* **DO THIS**:
Take every line that has the string "оснащения" and copy it out.
▬▬▬▬▬▬
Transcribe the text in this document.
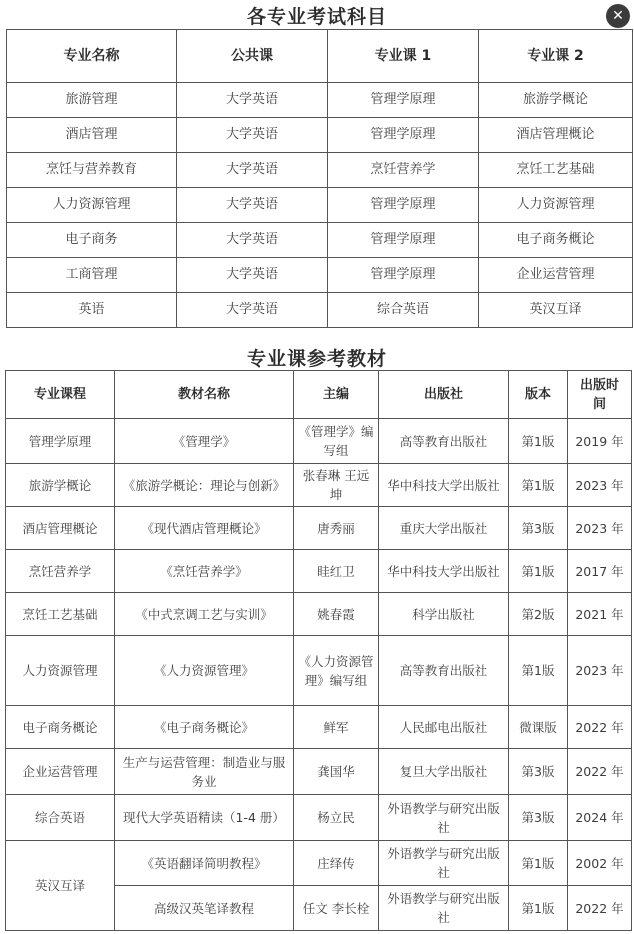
✕
各专业考试科目
专业名称	公共课	专业课 1	专业课 2
旅游管理	大学英语	管理学原理	旅游学概论
酒店管理	大学英语	管理学原理	酒店管理概论
烹饪与营养教育	大学英语	烹饪营养学	烹饪工艺基础
人力资源管理	大学英语	管理学原理	人力资源管理
电子商务	大学英语	管理学原理	电子商务概论
工商管理	大学英语	管理学原理	企业运营管理
英语	大学英语	综合英语	英汉互译
专业课参考教材
专业课程	教材名称	主编	出版社	版本	出版时间
管理学原理	《管理学》	《管理学》编写组	高等教育出版社	第1版	2019 年
旅游学概论	《旅游学概论：理论与创新》	张春琳 王远坤	华中科技大学出版社	第1版	2023 年
酒店管理概论	《现代酒店管理概论》	唐秀丽	重庆大学出版社	第3版	2023 年
烹饪营养学	《烹饪营养学》	眭红卫	华中科技大学出版社	第1版	2017 年
烹饪工艺基础	《中式烹调工艺与实训》	姚春霞	科学出版社	第2版	2021 年
人力资源管理	《人力资源管理》	《人力资源管理》编写组	高等教育出版社	第1版	2023 年
电子商务概论	《电子商务概论》	鲜军	人民邮电出版社	微课版	2022 年
企业运营管理	生产与运营管理：制造业与服务业	龚国华	复旦大学出版社	第3版	2022 年
综合英语	现代大学英语精读（1-4 册）	杨立民	外语教学与研究出版社	第3版	2024 年
英汉互译	《英语翻译简明教程》	庄绎传	外语教学与研究出版社	第1版	2002 年
	高级汉英笔译教程	任文 李长栓	外语教学与研究出版社	第1版	2022 年
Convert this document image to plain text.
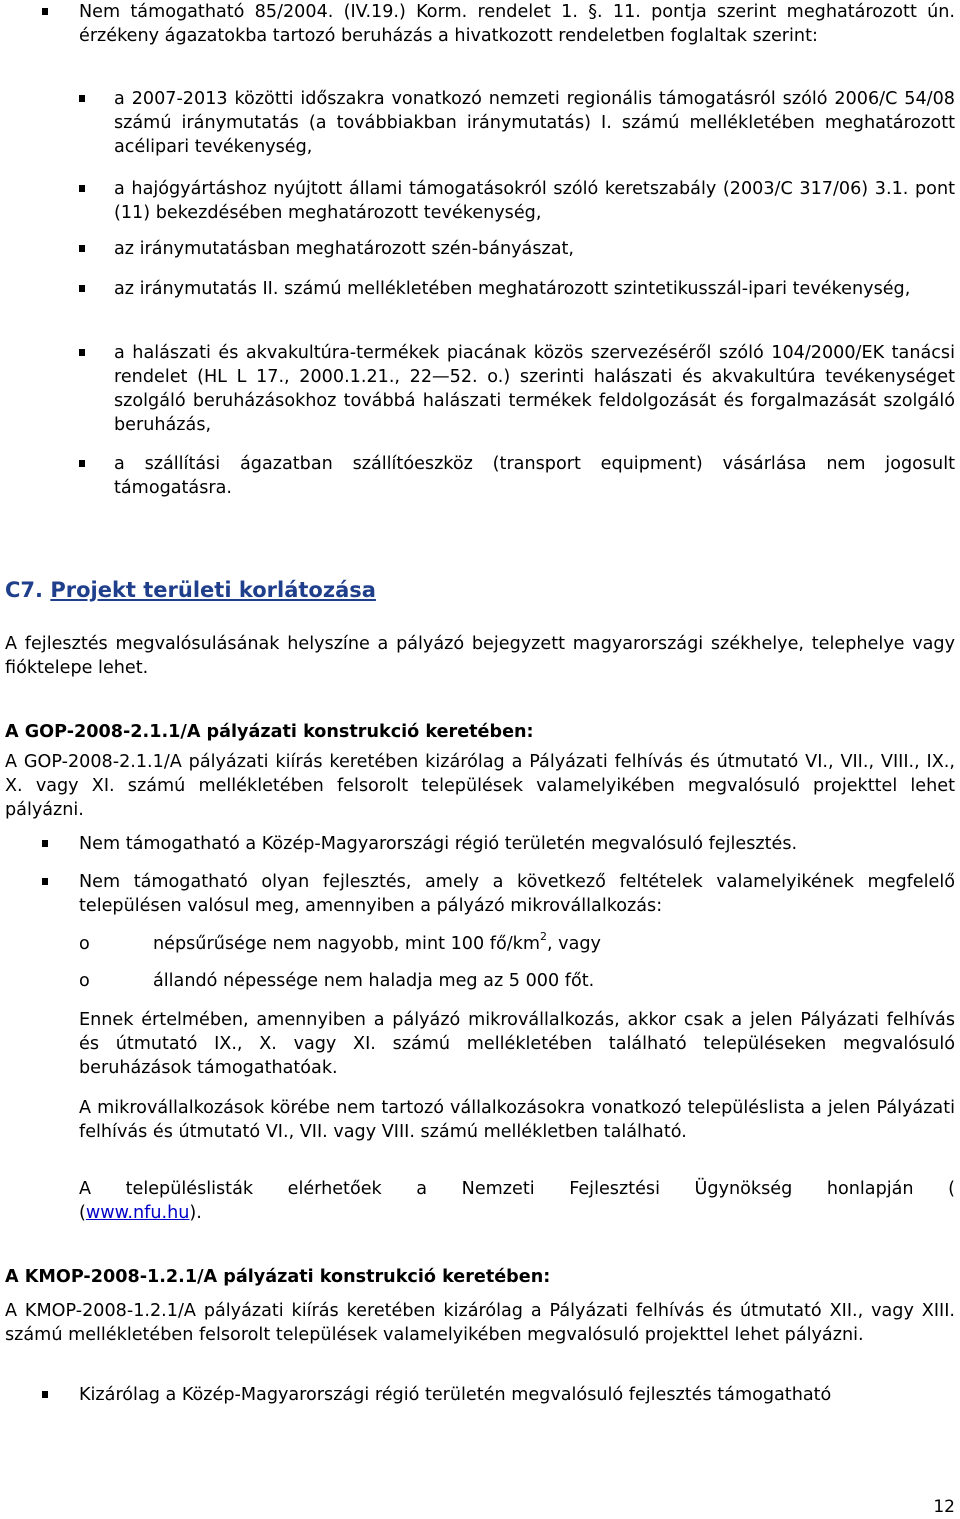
Nem támogatható 85/2004. (IV.19.) Korm. rendelet 1. §. 11. pontja szerint meghatározott ún. érzékeny ágazatokba tartozó beruházás a hivatkozott rendeletben foglaltak szerint:

a 2007-2013 közötti időszakra vonatkozó nemzeti regionális támogatásról szóló 2006/C 54/08 számú iránymutatás (a továbbiakban iránymutatás) I. számú mellékletében meghatározott acélipari tevékenység,

a hajógyártáshoz nyújtott állami támogatásokról szóló keretszabály (2003/C 317/06) 3.1. pont (11) bekezdésében meghatározott tevékenység,

az iránymutatásban meghatározott szén-bányászat,

az iránymutatás II. számú mellékletében meghatározott szintetikusszál-ipari tevékenység,

a halászati és akvakultúra-termékek piacának közös szervezéséről szóló 104/2000/EK tanácsi rendelet (HL L 17., 2000.1.21., 22—52. o.) szerinti halászati és akvakultúra tevékenységet szolgáló beruházásokhoz továbbá halászati termékek feldolgozását és forgalmazását szolgáló beruházás,

a szállítási ágazatban szállítóeszköz (transport equipment) vásárlása nem jogosult támogatásra.

C7. Projekt területi korlátozása

A fejlesztés megvalósulásának helyszíne a pályázó bejegyzett magyarországi székhelye, telephelye vagy fióktelepe lehet.

A GOP-2008-2.1.1/A pályázati konstrukció keretében:

A GOP-2008-2.1.1/A pályázati kiírás keretében kizárólag a Pályázati felhívás és útmutató VI., VII., VIII., IX., X. vagy XI. számú mellékletében felsorolt települések valamelyikében megvalósuló projekttel lehet pályázni.

Nem támogatható a Közép-Magyarországi régió területén megvalósuló fejlesztés.

Nem támogatható olyan fejlesztés, amely a következő feltételek valamelyikének megfelelő településen valósul meg, amennyiben a pályázó mikrovállalkozás:

o	népsűrűsége nem nagyobb, mint 100 $fő/km^2$, vagy

o	állandó népessége nem haladja meg az 5 000 főt.

Ennek értelmében, amennyiben a pályázó mikrovállalkozás, akkor csak a jelen Pályázati felhívás és útmutató IX., X. vagy XI. számú mellékletében található településeken megvalósuló beruházások támogathatóak.

A mikrovállalkozások körébe nem tartozó vállalkozásokra vonatkozó településlista a jelen Pályázati felhívás és útmutató VI., VII. vagy VIII. számú mellékletben található.

A településlisták elérhetőek a Nemzeti Fejlesztési Ügynökség honlapján (

(www.nfu.hu).

A KMOP-2008-1.2.1/A pályázati konstrukció keretében:

A KMOP-2008-1.2.1/A pályázati kiírás keretében kizárólag a Pályázati felhívás és útmutató XII., vagy XIII. számú mellékletében felsorolt települések valamelyikében megvalósuló projekttel lehet pályázni.

Kizárólag a Közép-Magyarországi régió területén megvalósuló fejlesztés támogatható

12
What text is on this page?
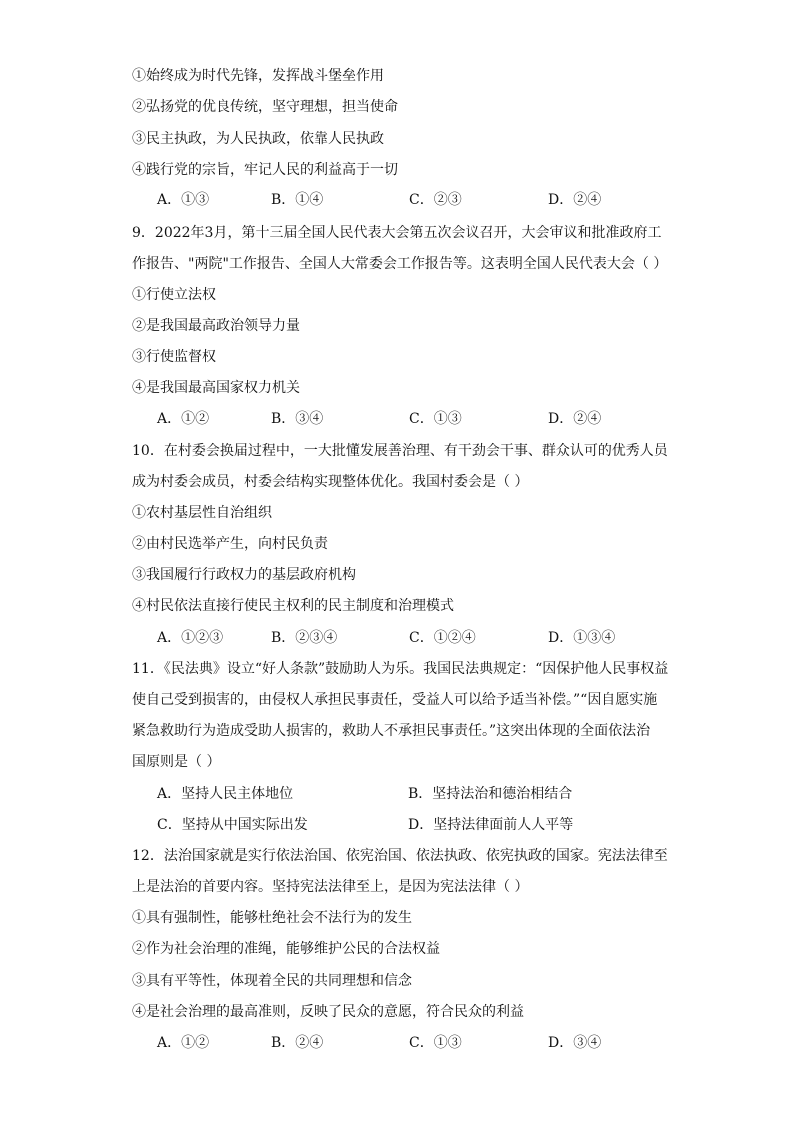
①始终成为时代先锋，发挥战斗堡垒作用
②弘扬党的优良传统，坚守理想，担当使命
③民主执政，为人民执政，依靠人民执政
④践行党的宗旨，牢记人民的利益高于一切
A．①③	B．①④	C．②③	D．②④
9．2022年3月，第十三届全国人民代表大会第五次会议召开，大会审议和批准政府工
作报告、"两院"工作报告、全国人大常委会工作报告等。这表明全国人民代表大会（ ）
①行使立法权
②是我国最高政治领导力量
③行使监督权
④是我国最高国家权力机关
A．①②	B．③④	C．①③	D．②④
10．在村委会换届过程中，一大批懂发展善治理、有干劲会干事、群众认可的优秀人员
成为村委会成员，村委会结构实现整体优化。我国村委会是（ ）
①农村基层性自治组织
②由村民选举产生，向村民负责
③我国履行行政权力的基层政府机构
④村民依法直接行使民主权利的民主制度和治理模式
A．①②③	B．②③④	C．①②④	D．①③④
11．《民法典》设立“好人条款”鼓励助人为乐。我国民法典规定：“因保护他人民事权益
使自己受到损害的，由侵权人承担民事责任，受益人可以给予适当补偿。”“因自愿实施
紧急救助行为造成受助人损害的，救助人不承担民事责任。”这突出体现的全面依法治
国原则是（ ）
A．坚持人民主体地位	B．坚持法治和德治相结合
C．坚持从中国实际出发	D．坚持法律面前人人平等
12．法治国家就是实行依法治国、依宪治国、依法执政、依宪执政的国家。宪法法律至
上是法治的首要内容。坚持宪法法律至上，是因为宪法法律（ ）
①具有强制性，能够杜绝社会不法行为的发生
②作为社会治理的准绳，能够维护公民的合法权益
③具有平等性，体现着全民的共同理想和信念
④是社会治理的最高准则，反映了民众的意愿，符合民众的利益
A．①②	B．②④	C．①③	D．③④
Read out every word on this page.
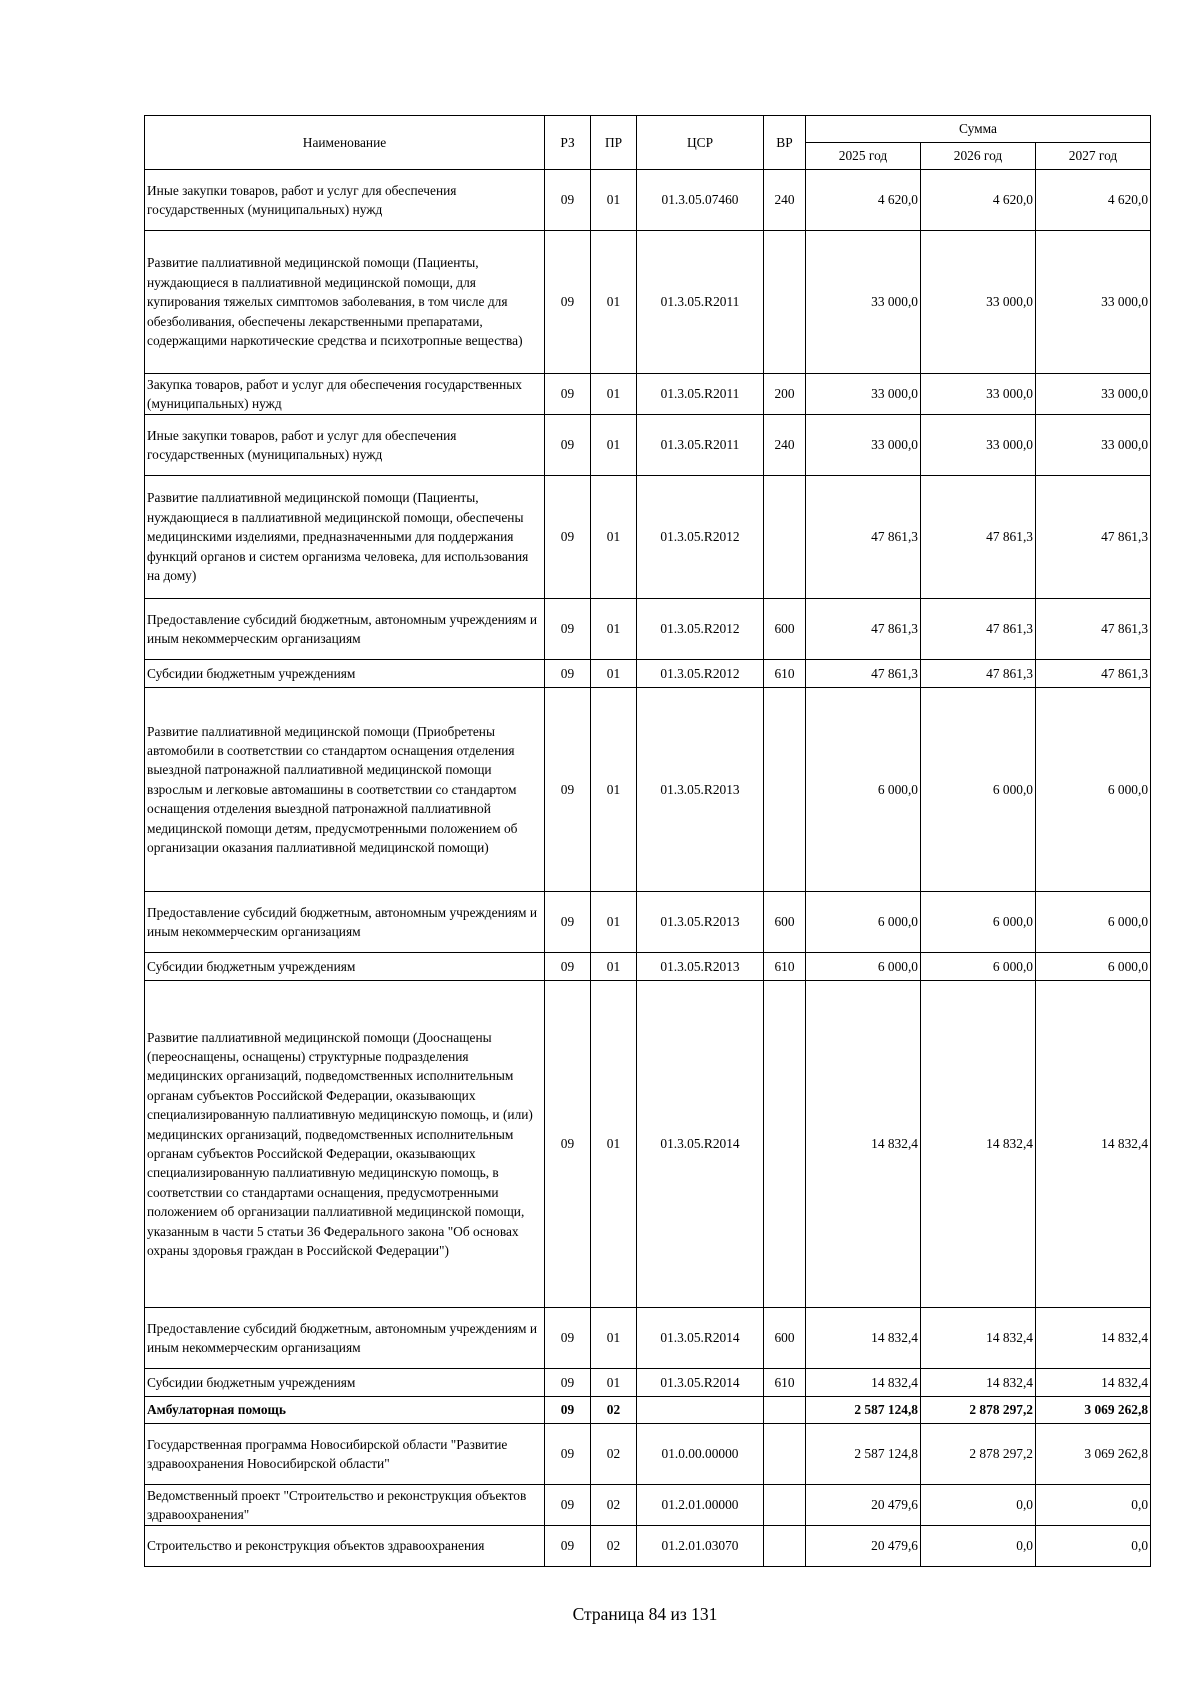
Наименование	РЗ	ПР	ЦСР	ВР	Сумма		
					2025 год	2026 год	2027 год
Иные закупки товаров, работ и услуг для обеспечения государственных (муниципальных) нужд	09	01	01.3.05.07460	240	4 620,0	4 620,0	4 620,0
Развитие паллиативной медицинской помощи (Пациенты, нуждающиеся в паллиативной медицинской помощи, для купирования тяжелых симптомов заболевания, в том числе для обезболивания, обеспечены лекарственными препаратами, содержащими наркотические средства и психотропные вещества)	09	01	01.3.05.R2011		33 000,0	33 000,0	33 000,0
Закупка товаров, работ и услуг для обеспечения государственных (муниципальных) нужд	09	01	01.3.05.R2011	200	33 000,0	33 000,0	33 000,0
Иные закупки товаров, работ и услуг для обеспечения государственных (муниципальных) нужд	09	01	01.3.05.R2011	240	33 000,0	33 000,0	33 000,0
Развитие паллиативной медицинской помощи (Пациенты, нуждающиеся в паллиативной медицинской помощи, обеспечены медицинскими изделиями, предназначенными для поддержания функций органов и систем организма человека, для использования на дому)	09	01	01.3.05.R2012		47 861,3	47 861,3	47 861,3
Предоставление субсидий бюджетным, автономным учреждениям и иным некоммерческим организациям	09	01	01.3.05.R2012	600	47 861,3	47 861,3	47 861,3
Субсидии бюджетным учреждениям	09	01	01.3.05.R2012	610	47 861,3	47 861,3	47 861,3
Развитие паллиативной медицинской помощи (Приобретены автомобили в соответствии со стандартом оснащения отделения выездной патронажной паллиативной медицинской помощи взрослым и легковые автомашины в соответствии со стандартом оснащения отделения выездной патронажной паллиативной медицинской помощи детям, предусмотренными положением об организации оказания паллиативной медицинской помощи)	09	01	01.3.05.R2013		6 000,0	6 000,0	6 000,0
Предоставление субсидий бюджетным, автономным учреждениям и иным некоммерческим организациям	09	01	01.3.05.R2013	600	6 000,0	6 000,0	6 000,0
Субсидии бюджетным учреждениям	09	01	01.3.05.R2013	610	6 000,0	6 000,0	6 000,0
Развитие паллиативной медицинской помощи (Дооснащены (переоснащены, оснащены) структурные подразделения медицинских организаций, подведомственных исполнительным органам субъектов Российской Федерации, оказывающих специализированную паллиативную медицинскую помощь, и (или) медицинских организаций, подведомственных исполнительным органам субъектов Российской Федерации, оказывающих специализированную паллиативную медицинскую помощь, в соответствии со стандартами оснащения, предусмотренными положением об организации паллиативной медицинской помощи, указанным в части 5 статьи 36 Федерального закона "Об основах охраны здоровья граждан в Российской Федерации")	09	01	01.3.05.R2014		14 832,4	14 832,4	14 832,4
Предоставление субсидий бюджетным, автономным учреждениям и иным некоммерческим организациям	09	01	01.3.05.R2014	600	14 832,4	14 832,4	14 832,4
Субсидии бюджетным учреждениям	09	01	01.3.05.R2014	610	14 832,4	14 832,4	14 832,4
Амбулаторная помощь	09	02			2 587 124,8	2 878 297,2	3 069 262,8
Государственная программа Новосибирской области "Развитие здравоохранения Новосибирской области"	09	02	01.0.00.00000		2 587 124,8	2 878 297,2	3 069 262,8
Ведомственный проект "Строительство и реконструкция объектов здравоохранения"	09	02	01.2.01.00000		20 479,6	0,0	0,0
Строительство и реконструкция объектов здравоохранения	09	02	01.2.01.03070		20 479,6	0,0	0,0
Страница 84 из 131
▬▬▬▬▬▬
* **RESULT OF THIS TASK**:
Развитие паллиативной медицинской помощи (Приобретены автомобили в соответствии со стандартом оснащения отделения выездной патронажной паллиативной медицинской помощи взрослым и легковые автомашины в соответствии со стандартом оснащения отделения выездной патронажной паллиативной медицинской помощи детям, предусмотренными положением об организации оказания паллиативной медицинской помощи)	09	01	01.3.05.R2013		6 000,0	6 000,0	6 000,0
Развитие паллиативной медицинской помощи (Дооснащены (переоснащены, оснащены) структурные подразделения медицинских организаций, подведомственных исполнительным органам субъектов Российской Федерации, оказывающих специализированную паллиативную медицинскую помощь, и (или) медицинских организаций, подведомственных исполнительным органам субъектов Российской Федерации, оказывающих специализированную паллиативную медицинскую помощь, в соответствии со стандартами оснащения, предусмотренными положением об организации паллиативной медицинской помощи, указанным в части 5 статьи 36 Федерального закона "Об основах охраны здоровья граждан в Российской Федерации")	09	01	01.3.05.R2014		14 832,4	14 832,4	14 832,4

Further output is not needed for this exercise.